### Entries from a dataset
- - - - -

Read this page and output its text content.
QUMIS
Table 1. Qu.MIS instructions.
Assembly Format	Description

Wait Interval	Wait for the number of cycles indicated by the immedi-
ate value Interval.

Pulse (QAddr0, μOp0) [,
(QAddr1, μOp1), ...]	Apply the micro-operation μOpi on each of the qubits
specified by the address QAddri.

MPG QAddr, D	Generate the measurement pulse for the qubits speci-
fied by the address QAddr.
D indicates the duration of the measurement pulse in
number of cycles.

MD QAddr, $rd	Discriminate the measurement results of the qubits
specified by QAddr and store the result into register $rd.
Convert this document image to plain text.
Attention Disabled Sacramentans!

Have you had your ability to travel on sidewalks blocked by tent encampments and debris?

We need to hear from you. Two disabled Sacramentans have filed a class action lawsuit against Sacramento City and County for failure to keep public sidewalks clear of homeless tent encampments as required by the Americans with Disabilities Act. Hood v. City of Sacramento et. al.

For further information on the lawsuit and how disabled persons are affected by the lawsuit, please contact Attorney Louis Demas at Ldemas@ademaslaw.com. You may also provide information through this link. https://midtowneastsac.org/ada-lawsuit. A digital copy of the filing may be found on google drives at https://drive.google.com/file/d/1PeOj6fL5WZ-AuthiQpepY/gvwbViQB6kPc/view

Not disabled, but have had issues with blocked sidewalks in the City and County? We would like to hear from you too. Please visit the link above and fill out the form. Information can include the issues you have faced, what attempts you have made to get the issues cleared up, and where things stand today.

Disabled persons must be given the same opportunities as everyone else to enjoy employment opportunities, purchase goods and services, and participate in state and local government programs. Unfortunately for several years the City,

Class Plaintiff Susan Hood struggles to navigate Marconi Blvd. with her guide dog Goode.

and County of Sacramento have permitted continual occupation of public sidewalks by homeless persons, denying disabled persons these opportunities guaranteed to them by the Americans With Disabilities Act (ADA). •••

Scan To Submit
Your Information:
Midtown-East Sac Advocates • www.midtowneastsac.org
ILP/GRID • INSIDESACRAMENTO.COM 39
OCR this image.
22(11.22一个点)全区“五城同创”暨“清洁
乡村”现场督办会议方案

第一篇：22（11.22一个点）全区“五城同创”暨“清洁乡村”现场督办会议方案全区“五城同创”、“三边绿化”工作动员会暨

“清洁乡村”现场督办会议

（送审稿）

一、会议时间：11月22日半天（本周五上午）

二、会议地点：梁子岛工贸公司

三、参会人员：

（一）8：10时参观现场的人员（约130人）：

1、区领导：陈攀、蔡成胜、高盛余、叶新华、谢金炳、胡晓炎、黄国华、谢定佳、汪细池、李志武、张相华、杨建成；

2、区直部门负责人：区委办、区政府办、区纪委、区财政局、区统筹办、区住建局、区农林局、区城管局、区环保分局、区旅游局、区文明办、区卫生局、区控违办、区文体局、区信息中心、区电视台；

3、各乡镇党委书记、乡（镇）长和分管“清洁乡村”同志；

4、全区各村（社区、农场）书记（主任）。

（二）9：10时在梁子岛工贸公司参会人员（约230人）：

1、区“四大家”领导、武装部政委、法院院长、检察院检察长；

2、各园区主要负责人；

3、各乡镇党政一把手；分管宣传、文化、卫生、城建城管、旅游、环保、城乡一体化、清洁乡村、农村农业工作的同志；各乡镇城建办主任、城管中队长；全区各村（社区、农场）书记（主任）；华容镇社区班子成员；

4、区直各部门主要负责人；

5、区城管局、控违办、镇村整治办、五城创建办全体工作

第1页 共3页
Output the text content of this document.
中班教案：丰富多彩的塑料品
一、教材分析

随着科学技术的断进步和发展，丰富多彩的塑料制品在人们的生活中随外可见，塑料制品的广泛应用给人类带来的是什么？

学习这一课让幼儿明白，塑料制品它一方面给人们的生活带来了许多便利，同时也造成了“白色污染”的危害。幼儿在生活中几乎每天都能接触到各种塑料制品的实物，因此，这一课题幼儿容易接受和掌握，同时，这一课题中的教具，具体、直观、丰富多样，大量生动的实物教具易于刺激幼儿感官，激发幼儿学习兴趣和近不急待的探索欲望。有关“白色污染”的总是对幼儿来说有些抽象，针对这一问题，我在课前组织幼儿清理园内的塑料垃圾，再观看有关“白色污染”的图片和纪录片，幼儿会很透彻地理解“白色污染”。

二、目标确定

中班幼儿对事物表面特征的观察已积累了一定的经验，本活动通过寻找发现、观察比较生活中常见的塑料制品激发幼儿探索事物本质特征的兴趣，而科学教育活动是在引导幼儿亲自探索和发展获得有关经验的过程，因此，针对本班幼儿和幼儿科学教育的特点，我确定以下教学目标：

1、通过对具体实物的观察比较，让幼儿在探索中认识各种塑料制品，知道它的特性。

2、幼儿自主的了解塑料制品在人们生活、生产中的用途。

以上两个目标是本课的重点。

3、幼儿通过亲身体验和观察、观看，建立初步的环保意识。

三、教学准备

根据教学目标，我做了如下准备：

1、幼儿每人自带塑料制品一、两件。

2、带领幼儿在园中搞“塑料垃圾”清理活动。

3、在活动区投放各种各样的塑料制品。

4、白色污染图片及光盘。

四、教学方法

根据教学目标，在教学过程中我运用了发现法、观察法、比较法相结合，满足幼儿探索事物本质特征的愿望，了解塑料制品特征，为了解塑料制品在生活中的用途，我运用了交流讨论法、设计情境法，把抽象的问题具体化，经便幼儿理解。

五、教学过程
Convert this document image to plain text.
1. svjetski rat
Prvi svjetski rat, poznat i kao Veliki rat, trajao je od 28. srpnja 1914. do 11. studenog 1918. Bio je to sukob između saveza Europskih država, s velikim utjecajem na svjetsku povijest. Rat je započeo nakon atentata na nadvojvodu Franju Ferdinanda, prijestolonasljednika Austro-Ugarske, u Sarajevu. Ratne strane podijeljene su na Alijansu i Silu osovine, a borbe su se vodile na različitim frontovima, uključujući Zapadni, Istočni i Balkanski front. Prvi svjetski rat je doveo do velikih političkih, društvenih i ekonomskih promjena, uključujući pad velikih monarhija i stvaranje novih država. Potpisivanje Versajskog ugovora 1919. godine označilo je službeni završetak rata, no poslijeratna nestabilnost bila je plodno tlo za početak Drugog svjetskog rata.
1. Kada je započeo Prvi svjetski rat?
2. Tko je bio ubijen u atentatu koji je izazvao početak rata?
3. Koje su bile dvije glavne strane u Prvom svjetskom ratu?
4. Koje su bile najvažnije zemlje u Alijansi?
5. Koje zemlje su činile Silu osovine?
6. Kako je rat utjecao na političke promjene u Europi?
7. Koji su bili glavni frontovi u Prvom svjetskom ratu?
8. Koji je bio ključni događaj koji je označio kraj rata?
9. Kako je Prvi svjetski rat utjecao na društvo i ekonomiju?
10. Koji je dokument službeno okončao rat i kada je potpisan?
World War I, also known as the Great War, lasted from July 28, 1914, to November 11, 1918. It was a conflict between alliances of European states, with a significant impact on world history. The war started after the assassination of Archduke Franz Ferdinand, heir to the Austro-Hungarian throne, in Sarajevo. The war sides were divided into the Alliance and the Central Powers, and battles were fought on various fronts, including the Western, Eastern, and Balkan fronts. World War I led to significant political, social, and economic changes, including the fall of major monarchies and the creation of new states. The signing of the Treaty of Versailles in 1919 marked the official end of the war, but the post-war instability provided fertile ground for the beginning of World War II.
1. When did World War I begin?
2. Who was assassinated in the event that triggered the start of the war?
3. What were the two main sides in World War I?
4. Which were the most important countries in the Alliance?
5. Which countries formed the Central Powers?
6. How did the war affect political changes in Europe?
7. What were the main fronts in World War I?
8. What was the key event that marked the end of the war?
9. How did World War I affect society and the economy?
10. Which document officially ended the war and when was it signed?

- - - - -

Go through the material line by line. Show each line that contains the string "blocked".

Have you had your ability to travel on sidewalks blocked by tent encampments and debris?
Not disabled, but have had issues with blocked sidewalks in the City and County? We would like to hear from you too. Please visit the link above and fill out the form. Information can include the issues you have faced, what attempts you have made to get the issues cleared up, and where things stand today.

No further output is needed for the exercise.